**Set task:** Omit the pictures, then reproduce every remaining record exactly.

[Data entries]

☆ ☆ ☆ ☆

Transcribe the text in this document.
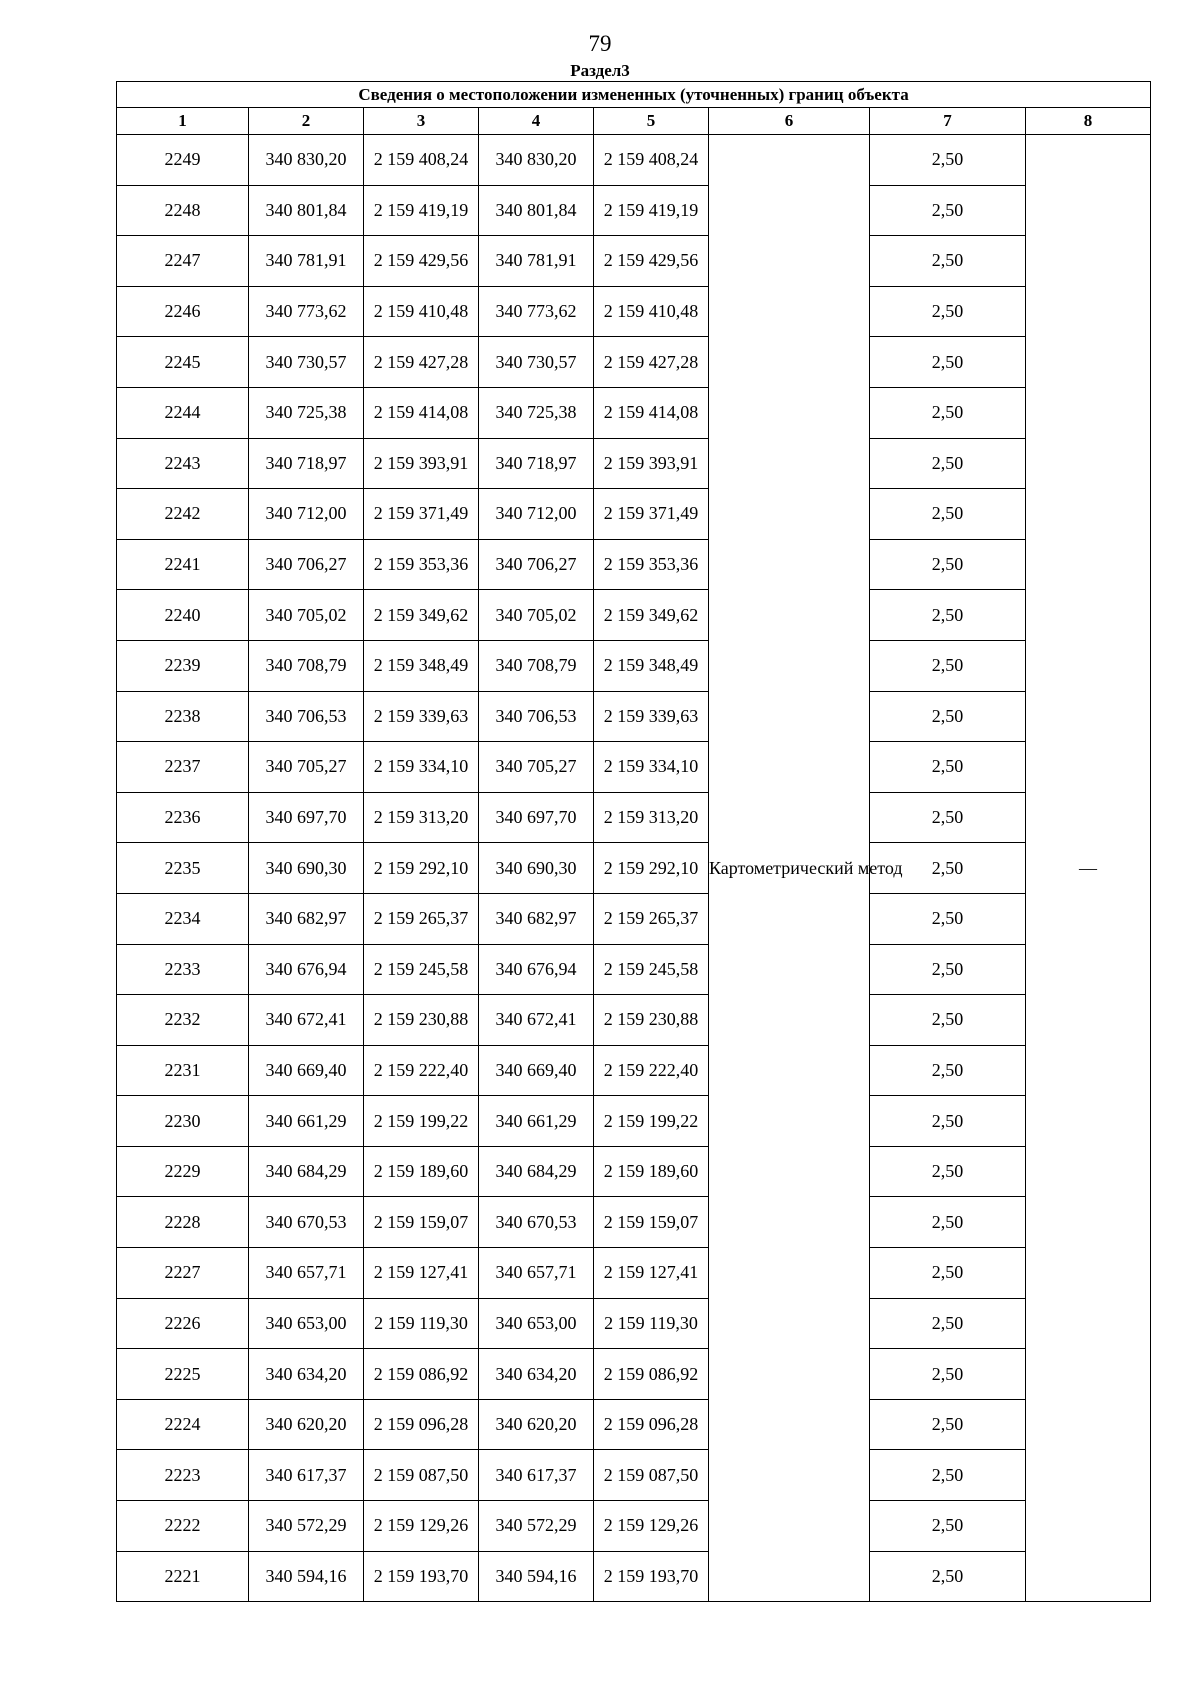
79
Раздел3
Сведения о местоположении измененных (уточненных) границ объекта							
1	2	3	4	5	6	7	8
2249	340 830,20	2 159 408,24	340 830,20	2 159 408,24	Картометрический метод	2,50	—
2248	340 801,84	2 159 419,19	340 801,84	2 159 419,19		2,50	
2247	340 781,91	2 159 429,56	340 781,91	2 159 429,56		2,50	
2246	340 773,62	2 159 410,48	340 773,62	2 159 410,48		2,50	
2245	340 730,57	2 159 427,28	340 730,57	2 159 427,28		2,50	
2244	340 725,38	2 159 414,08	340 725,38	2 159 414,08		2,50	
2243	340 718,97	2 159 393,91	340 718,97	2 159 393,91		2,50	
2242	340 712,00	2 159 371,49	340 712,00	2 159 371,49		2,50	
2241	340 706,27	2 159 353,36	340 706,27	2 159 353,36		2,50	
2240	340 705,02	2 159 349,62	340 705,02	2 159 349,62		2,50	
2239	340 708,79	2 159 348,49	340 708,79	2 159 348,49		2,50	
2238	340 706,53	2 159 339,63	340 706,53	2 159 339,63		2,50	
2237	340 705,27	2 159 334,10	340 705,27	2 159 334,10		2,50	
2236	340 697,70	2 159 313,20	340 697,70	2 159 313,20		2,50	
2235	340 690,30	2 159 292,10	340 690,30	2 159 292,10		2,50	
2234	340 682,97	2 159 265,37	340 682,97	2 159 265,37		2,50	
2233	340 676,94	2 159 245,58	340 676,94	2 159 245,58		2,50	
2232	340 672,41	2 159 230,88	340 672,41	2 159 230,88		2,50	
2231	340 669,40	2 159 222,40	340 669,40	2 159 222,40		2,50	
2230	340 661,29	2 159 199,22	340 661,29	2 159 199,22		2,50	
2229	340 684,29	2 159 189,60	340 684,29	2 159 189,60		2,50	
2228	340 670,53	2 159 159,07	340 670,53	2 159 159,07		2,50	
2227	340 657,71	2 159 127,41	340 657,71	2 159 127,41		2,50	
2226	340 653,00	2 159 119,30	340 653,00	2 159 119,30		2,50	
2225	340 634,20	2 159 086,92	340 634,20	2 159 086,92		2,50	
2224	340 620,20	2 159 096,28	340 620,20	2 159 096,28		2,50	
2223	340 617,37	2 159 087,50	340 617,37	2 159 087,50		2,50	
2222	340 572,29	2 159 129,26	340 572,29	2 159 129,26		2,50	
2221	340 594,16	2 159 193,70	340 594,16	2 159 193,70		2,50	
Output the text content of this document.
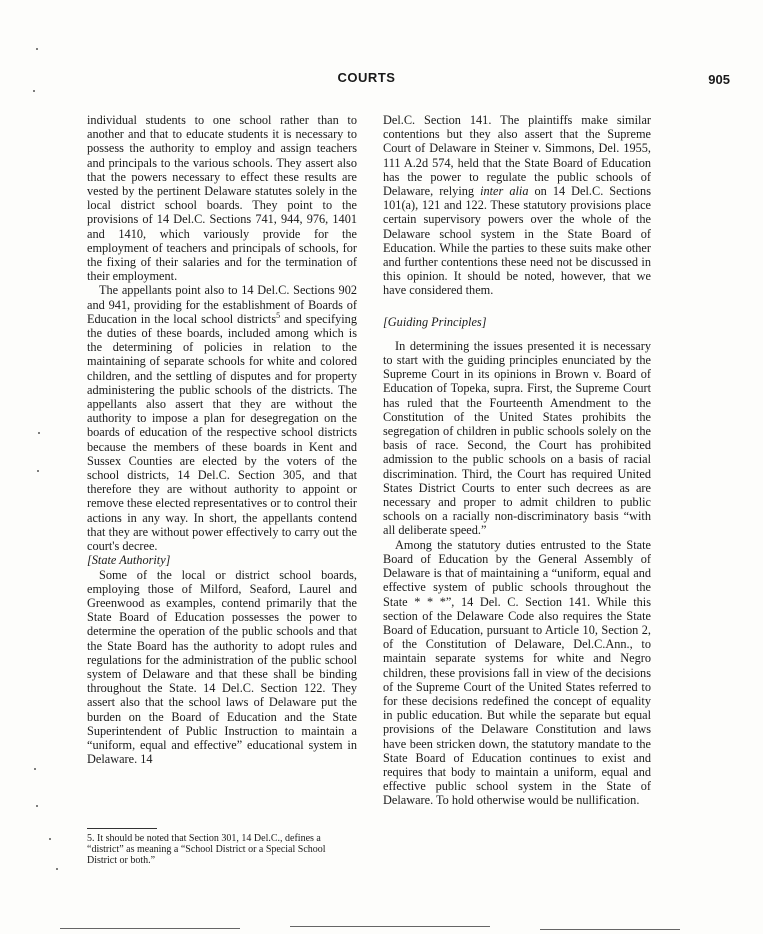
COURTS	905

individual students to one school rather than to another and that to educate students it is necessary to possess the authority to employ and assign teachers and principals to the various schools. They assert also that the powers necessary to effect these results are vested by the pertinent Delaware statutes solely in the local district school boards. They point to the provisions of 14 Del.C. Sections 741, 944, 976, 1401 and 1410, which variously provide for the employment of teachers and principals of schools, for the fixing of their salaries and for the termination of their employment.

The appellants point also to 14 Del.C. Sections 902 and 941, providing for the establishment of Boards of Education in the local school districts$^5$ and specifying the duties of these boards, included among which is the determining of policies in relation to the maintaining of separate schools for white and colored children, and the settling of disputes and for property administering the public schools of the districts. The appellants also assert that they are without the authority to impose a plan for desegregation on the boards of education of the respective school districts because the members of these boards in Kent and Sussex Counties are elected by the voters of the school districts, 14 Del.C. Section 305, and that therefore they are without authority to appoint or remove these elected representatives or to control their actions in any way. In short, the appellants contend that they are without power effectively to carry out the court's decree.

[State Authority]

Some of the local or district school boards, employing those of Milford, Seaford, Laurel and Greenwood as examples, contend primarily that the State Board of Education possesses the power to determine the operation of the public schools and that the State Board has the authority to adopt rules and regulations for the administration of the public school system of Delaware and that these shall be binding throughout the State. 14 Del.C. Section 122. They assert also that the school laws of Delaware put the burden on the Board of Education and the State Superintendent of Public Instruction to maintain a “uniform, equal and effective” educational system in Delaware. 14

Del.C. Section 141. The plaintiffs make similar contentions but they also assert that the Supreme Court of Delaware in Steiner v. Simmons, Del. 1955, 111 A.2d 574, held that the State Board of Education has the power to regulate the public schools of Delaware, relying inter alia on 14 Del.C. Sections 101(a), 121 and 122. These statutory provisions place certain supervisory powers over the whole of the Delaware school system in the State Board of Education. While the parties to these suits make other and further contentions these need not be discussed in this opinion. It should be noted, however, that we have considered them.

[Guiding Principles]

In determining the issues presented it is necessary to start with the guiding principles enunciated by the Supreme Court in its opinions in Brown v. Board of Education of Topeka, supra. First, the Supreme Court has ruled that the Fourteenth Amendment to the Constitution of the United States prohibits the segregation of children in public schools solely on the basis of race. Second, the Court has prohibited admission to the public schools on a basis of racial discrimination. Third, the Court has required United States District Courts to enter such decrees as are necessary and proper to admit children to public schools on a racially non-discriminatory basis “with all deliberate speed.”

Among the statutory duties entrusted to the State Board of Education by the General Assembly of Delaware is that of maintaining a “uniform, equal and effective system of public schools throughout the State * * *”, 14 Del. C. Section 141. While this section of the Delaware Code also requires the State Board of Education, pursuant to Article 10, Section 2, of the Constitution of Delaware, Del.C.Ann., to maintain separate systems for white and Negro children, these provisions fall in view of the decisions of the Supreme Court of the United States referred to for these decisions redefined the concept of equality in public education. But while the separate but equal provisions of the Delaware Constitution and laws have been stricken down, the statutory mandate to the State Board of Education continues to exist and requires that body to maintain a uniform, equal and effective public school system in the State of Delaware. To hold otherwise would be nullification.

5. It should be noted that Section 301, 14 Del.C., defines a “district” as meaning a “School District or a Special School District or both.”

☆ ☆ ☆ ☆

**Reply:**
Transcribe the text in this document.
79
Раздел3
Сведения о местоположении измененных (уточненных) границ объекта							
1	2	3	4	5	6	7	8
2249	340 830,20	2 159 408,24	340 830,20	2 159 408,24	Картометрический метод	2,50	—
2248	340 801,84	2 159 419,19	340 801,84	2 159 419,19		2,50	
2247	340 781,91	2 159 429,56	340 781,91	2 159 429,56		2,50	
2246	340 773,62	2 159 410,48	340 773,62	2 159 410,48		2,50	
2245	340 730,57	2 159 427,28	340 730,57	2 159 427,28		2,50	
2244	340 725,38	2 159 414,08	340 725,38	2 159 414,08		2,50	
2243	340 718,97	2 159 393,91	340 718,97	2 159 393,91		2,50	
2242	340 712,00	2 159 371,49	340 712,00	2 159 371,49		2,50	
2241	340 706,27	2 159 353,36	340 706,27	2 159 353,36		2,50	
2240	340 705,02	2 159 349,62	340 705,02	2 159 349,62		2,50	
2239	340 708,79	2 159 348,49	340 708,79	2 159 348,49		2,50	
2238	340 706,53	2 159 339,63	340 706,53	2 159 339,63		2,50	
2237	340 705,27	2 159 334,10	340 705,27	2 159 334,10		2,50	
2236	340 697,70	2 159 313,20	340 697,70	2 159 313,20		2,50	
2235	340 690,30	2 159 292,10	340 690,30	2 159 292,10		2,50	
2234	340 682,97	2 159 265,37	340 682,97	2 159 265,37		2,50	
2233	340 676,94	2 159 245,58	340 676,94	2 159 245,58		2,50	
2232	340 672,41	2 159 230,88	340 672,41	2 159 230,88		2,50	
2231	340 669,40	2 159 222,40	340 669,40	2 159 222,40		2,50	
2230	340 661,29	2 159 199,22	340 661,29	2 159 199,22		2,50	
2229	340 684,29	2 159 189,60	340 684,29	2 159 189,60		2,50	
2228	340 670,53	2 159 159,07	340 670,53	2 159 159,07		2,50	
2227	340 657,71	2 159 127,41	340 657,71	2 159 127,41		2,50	
2226	340 653,00	2 159 119,30	340 653,00	2 159 119,30		2,50	
2225	340 634,20	2 159 086,92	340 634,20	2 159 086,92		2,50	
2224	340 620,20	2 159 096,28	340 620,20	2 159 096,28		2,50	
2223	340 617,37	2 159 087,50	340 617,37	2 159 087,50		2,50	
2222	340 572,29	2 159 129,26	340 572,29	2 159 129,26		2,50	
2221	340 594,16	2 159 193,70	340 594,16	2 159 193,70		2,50	
Output the text content of this document.
COURTS	905

individual students to one school rather than to another and that to educate students it is necessary to possess the authority to employ and assign teachers and principals to the various schools. They assert also that the powers necessary to effect these results are vested by the pertinent Delaware statutes solely in the local district school boards. They point to the provisions of 14 Del.C. Sections 741, 944, 976, 1401 and 1410, which variously provide for the employment of teachers and principals of schools, for the fixing of their salaries and for the termination of their employment.

The appellants point also to 14 Del.C. Sections 902 and 941, providing for the establishment of Boards of Education in the local school districts$^5$ and specifying the duties of these boards, included among which is the determining of policies in relation to the maintaining of separate schools for white and colored children, and the settling of disputes and for property administering the public schools of the districts. The appellants also assert that they are without the authority to impose a plan for desegregation on the boards of education of the respective school districts because the members of these boards in Kent and Sussex Counties are elected by the voters of the school districts, 14 Del.C. Section 305, and that therefore they are without authority to appoint or remove these elected representatives or to control their actions in any way. In short, the appellants contend that they are without power effectively to carry out the court's decree.

[State Authority]

Some of the local or district school boards, employing those of Milford, Seaford, Laurel and Greenwood as examples, contend primarily that the State Board of Education possesses the power to determine the operation of the public schools and that the State Board has the authority to adopt rules and regulations for the administration of the public school system of Delaware and that these shall be binding throughout the State. 14 Del.C. Section 122. They assert also that the school laws of Delaware put the burden on the Board of Education and the State Superintendent of Public Instruction to maintain a “uniform, equal and effective” educational system in Delaware. 14

Del.C. Section 141. The plaintiffs make similar contentions but they also assert that the Supreme Court of Delaware in Steiner v. Simmons, Del. 1955, 111 A.2d 574, held that the State Board of Education has the power to regulate the public schools of Delaware, relying inter alia on 14 Del.C. Sections 101(a), 121 and 122. These statutory provisions place certain supervisory powers over the whole of the Delaware school system in the State Board of Education. While the parties to these suits make other and further contentions these need not be discussed in this opinion. It should be noted, however, that we have considered them.

[Guiding Principles]

In determining the issues presented it is necessary to start with the guiding principles enunciated by the Supreme Court in its opinions in Brown v. Board of Education of Topeka, supra. First, the Supreme Court has ruled that the Fourteenth Amendment to the Constitution of the United States prohibits the segregation of children in public schools solely on the basis of race. Second, the Court has prohibited admission to the public schools on a basis of racial discrimination. Third, the Court has required United States District Courts to enter such decrees as are necessary and proper to admit children to public schools on a racially non-discriminatory basis “with all deliberate speed.”

Among the statutory duties entrusted to the State Board of Education by the General Assembly of Delaware is that of maintaining a “uniform, equal and effective system of public schools throughout the State * * *”, 14 Del. C. Section 141. While this section of the Delaware Code also requires the State Board of Education, pursuant to Article 10, Section 2, of the Constitution of Delaware, Del.C.Ann., to maintain separate systems for white and Negro children, these provisions fall in view of the decisions of the Supreme Court of the United States referred to for these decisions redefined the concept of equality in public education. But while the separate but equal provisions of the Delaware Constitution and laws have been stricken down, the statutory mandate to the State Board of Education continues to exist and requires that body to maintain a uniform, equal and effective public school system in the State of Delaware. To hold otherwise would be nullification.

5. It should be noted that Section 301, 14 Del.C., defines a “district” as meaning a “School District or a Special School District or both.”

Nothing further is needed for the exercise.